### TASK TO CARRY OUT
Sort through the entries below and pull out lines containing the word "JSON".

start RECORDS FOR THIS EXERCISE

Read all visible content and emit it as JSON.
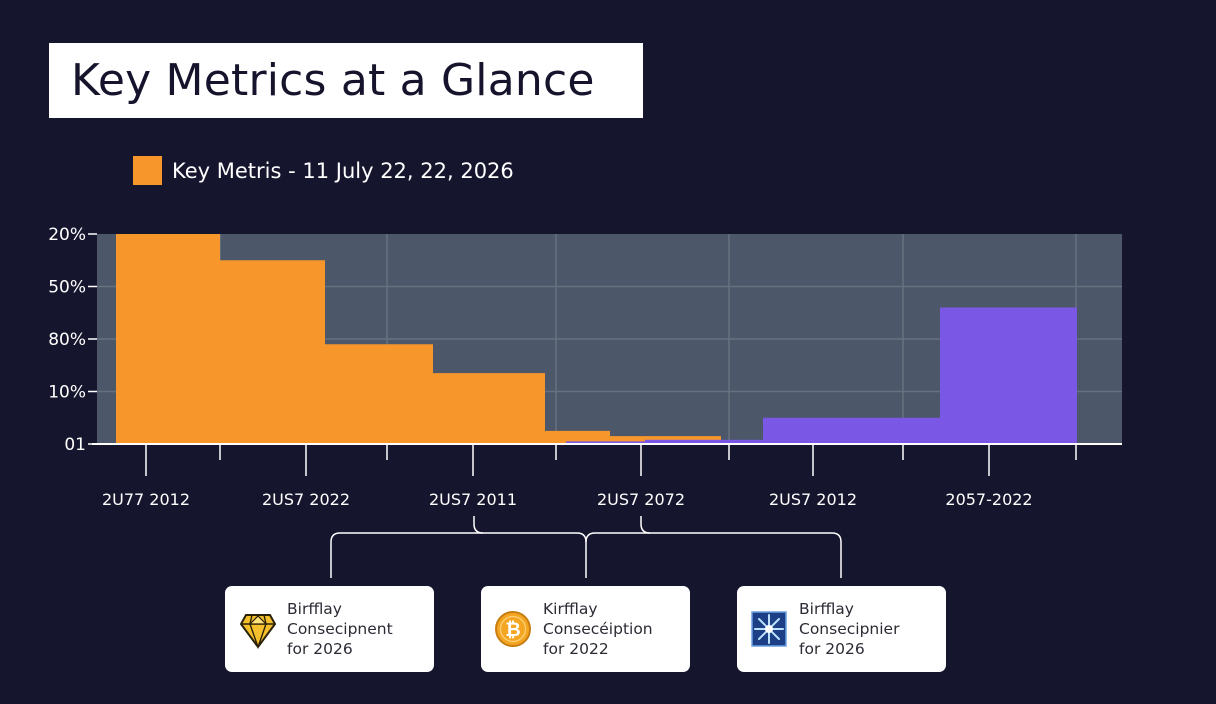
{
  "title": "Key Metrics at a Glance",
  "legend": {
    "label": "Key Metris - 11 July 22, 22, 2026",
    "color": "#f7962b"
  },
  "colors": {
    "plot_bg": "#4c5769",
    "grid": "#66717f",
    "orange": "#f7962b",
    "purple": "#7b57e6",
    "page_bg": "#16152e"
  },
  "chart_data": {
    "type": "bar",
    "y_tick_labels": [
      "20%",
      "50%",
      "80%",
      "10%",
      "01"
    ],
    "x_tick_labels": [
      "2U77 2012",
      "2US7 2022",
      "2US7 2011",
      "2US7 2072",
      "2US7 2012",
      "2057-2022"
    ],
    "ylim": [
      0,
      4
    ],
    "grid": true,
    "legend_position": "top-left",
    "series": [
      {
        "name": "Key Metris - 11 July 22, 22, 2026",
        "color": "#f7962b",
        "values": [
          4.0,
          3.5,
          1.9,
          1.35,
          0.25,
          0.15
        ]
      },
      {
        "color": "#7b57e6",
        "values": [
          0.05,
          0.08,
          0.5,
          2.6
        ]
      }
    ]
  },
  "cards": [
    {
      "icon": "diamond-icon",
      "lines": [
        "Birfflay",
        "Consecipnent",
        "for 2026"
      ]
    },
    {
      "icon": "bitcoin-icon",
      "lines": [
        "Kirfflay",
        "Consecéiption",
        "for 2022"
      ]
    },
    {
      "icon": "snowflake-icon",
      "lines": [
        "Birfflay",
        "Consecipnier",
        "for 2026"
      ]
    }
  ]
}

end RECORDS FOR THIS EXERCISE
start RECORDS FOR THIS EXERCISE

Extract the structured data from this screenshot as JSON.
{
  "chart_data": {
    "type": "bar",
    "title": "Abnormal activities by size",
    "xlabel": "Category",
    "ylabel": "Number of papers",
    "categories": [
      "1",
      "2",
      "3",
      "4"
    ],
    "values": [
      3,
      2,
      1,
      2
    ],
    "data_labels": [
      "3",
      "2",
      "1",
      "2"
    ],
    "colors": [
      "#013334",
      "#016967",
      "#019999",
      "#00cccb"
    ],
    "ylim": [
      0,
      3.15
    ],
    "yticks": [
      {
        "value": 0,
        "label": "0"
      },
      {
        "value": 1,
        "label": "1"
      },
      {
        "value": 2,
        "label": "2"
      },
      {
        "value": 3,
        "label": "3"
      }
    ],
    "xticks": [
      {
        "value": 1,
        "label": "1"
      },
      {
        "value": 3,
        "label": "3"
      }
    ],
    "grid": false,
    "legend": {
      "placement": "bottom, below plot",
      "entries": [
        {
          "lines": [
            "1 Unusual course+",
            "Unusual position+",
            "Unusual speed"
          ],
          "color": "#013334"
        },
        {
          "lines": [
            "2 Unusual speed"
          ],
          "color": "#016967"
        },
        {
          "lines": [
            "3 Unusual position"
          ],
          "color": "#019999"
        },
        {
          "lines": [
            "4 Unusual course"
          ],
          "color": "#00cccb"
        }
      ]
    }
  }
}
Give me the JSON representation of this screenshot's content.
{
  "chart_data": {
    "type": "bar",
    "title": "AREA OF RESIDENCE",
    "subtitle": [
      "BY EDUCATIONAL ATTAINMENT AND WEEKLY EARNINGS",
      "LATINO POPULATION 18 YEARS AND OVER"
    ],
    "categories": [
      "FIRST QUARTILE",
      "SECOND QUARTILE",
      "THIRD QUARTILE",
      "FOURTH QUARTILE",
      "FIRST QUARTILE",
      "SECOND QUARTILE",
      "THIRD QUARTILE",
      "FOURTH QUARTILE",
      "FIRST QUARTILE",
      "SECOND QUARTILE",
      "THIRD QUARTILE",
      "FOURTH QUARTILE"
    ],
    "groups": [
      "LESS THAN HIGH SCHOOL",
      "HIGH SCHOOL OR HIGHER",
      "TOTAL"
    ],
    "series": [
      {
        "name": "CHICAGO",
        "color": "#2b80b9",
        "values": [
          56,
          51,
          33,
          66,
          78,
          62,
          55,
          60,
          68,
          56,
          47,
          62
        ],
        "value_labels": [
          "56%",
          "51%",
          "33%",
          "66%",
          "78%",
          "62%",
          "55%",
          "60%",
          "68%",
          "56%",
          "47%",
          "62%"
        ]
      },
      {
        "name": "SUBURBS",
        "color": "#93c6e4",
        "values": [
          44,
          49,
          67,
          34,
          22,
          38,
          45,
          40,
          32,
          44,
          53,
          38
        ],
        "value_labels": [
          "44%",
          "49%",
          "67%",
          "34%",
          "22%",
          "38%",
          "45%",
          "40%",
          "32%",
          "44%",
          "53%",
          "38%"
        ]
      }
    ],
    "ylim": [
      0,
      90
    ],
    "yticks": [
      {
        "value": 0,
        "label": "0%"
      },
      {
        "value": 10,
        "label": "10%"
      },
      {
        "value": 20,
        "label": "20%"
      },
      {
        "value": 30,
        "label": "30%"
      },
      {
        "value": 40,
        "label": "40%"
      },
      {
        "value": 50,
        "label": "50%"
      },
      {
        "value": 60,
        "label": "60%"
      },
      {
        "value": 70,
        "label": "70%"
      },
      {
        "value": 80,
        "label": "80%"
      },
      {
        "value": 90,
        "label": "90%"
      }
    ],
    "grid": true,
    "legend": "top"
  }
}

end RECORDS FOR THIS EXERCISE
start RECORDS FOR THIS EXERCISE

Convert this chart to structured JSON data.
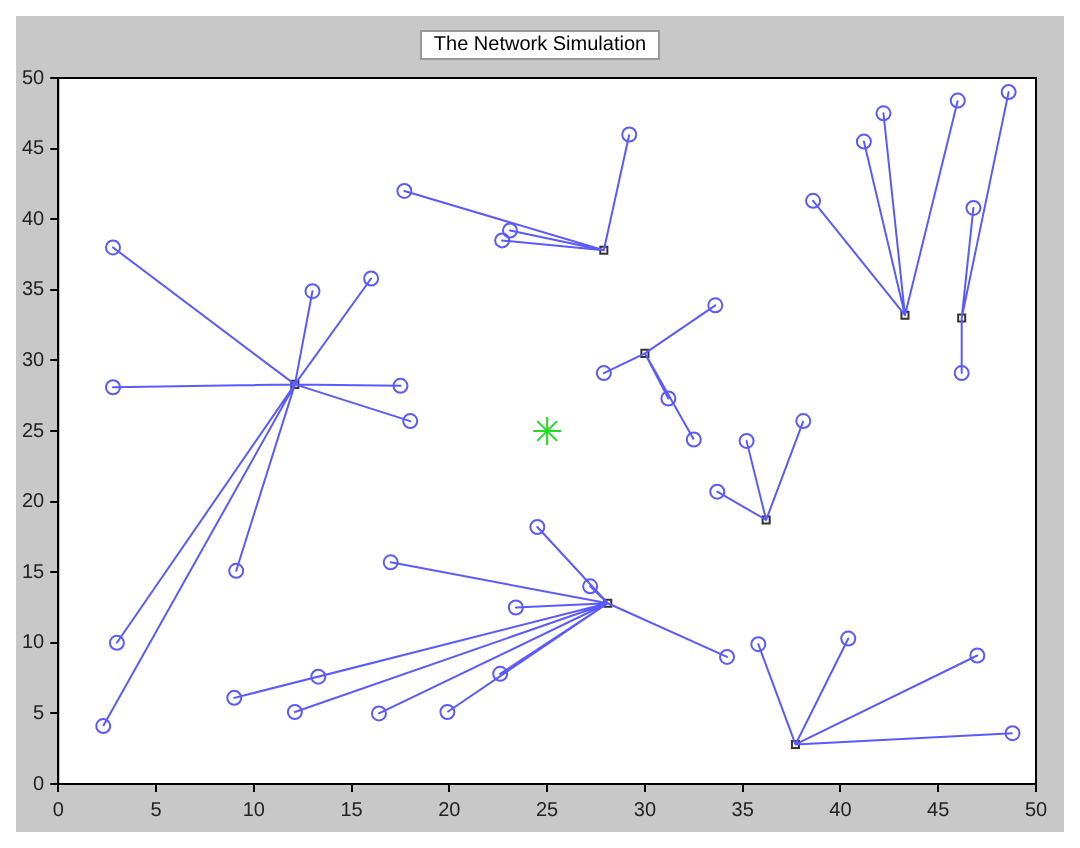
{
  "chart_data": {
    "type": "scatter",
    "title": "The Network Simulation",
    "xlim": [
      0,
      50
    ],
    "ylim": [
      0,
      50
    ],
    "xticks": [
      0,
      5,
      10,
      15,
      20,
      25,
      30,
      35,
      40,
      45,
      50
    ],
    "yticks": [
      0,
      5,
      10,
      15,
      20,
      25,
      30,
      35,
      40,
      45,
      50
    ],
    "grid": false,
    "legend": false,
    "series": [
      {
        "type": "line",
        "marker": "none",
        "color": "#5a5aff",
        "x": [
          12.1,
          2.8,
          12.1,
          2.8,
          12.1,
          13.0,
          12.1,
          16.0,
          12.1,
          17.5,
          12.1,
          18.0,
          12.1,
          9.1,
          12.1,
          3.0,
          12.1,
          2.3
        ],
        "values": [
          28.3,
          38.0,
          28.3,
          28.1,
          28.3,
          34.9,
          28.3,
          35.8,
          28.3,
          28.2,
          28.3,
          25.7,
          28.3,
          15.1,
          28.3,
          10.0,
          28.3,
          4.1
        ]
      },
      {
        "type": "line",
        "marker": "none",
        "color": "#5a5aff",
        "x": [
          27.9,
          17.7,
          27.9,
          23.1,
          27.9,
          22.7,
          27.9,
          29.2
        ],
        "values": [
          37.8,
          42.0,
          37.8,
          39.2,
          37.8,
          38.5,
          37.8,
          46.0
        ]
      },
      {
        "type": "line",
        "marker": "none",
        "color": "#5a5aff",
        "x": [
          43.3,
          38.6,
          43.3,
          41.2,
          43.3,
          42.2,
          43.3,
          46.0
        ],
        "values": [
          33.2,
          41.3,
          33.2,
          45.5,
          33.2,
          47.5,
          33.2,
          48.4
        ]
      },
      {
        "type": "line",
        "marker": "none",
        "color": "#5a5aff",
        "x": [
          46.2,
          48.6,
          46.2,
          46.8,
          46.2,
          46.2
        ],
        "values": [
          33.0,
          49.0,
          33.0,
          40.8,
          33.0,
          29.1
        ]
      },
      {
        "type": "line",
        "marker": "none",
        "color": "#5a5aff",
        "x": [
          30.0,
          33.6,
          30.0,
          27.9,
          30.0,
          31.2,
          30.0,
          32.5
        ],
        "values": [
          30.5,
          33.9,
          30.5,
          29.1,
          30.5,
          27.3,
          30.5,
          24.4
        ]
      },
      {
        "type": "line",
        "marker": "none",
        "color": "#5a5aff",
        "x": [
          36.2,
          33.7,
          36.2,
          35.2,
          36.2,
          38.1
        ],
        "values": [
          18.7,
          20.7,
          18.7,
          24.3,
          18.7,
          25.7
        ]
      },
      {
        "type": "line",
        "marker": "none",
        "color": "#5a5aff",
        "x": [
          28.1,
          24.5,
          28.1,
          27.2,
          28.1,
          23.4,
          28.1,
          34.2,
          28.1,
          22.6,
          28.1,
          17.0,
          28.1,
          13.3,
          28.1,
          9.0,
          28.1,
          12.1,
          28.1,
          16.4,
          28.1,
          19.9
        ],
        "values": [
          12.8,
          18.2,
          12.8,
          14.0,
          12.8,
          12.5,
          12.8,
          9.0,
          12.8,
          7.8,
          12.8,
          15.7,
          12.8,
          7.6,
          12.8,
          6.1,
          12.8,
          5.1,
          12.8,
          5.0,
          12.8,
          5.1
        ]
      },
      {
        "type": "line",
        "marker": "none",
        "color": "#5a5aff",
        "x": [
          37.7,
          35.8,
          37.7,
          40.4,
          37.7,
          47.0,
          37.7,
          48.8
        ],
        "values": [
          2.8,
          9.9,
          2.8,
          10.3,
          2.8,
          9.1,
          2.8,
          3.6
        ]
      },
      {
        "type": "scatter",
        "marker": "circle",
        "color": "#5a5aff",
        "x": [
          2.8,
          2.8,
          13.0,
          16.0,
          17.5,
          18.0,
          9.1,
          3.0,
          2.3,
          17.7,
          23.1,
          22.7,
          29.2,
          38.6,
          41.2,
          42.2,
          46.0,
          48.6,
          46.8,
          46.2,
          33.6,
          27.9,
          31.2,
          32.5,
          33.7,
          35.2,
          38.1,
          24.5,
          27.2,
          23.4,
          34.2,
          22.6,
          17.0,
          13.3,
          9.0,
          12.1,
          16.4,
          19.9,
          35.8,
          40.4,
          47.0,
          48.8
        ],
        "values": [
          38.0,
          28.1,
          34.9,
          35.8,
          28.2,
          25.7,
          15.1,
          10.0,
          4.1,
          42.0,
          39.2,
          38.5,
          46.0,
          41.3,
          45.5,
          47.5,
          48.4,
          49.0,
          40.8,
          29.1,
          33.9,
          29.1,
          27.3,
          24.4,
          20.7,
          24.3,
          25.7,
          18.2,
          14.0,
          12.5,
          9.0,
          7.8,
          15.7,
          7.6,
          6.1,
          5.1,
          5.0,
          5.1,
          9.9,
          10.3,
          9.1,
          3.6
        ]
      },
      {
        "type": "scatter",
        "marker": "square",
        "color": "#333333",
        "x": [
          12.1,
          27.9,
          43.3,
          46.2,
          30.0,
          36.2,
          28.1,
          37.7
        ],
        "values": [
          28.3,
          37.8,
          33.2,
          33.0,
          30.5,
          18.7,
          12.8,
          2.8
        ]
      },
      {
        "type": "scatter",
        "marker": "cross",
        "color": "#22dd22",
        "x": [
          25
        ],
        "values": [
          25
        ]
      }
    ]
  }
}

end RECORDS FOR THIS EXERCISE

### OUTPUT OF THE TASK
Read all visible content and emit it as JSON.
Extract the structured data from this screenshot as JSON.
Give me the JSON representation of this screenshot's content.
Convert this chart to structured JSON data.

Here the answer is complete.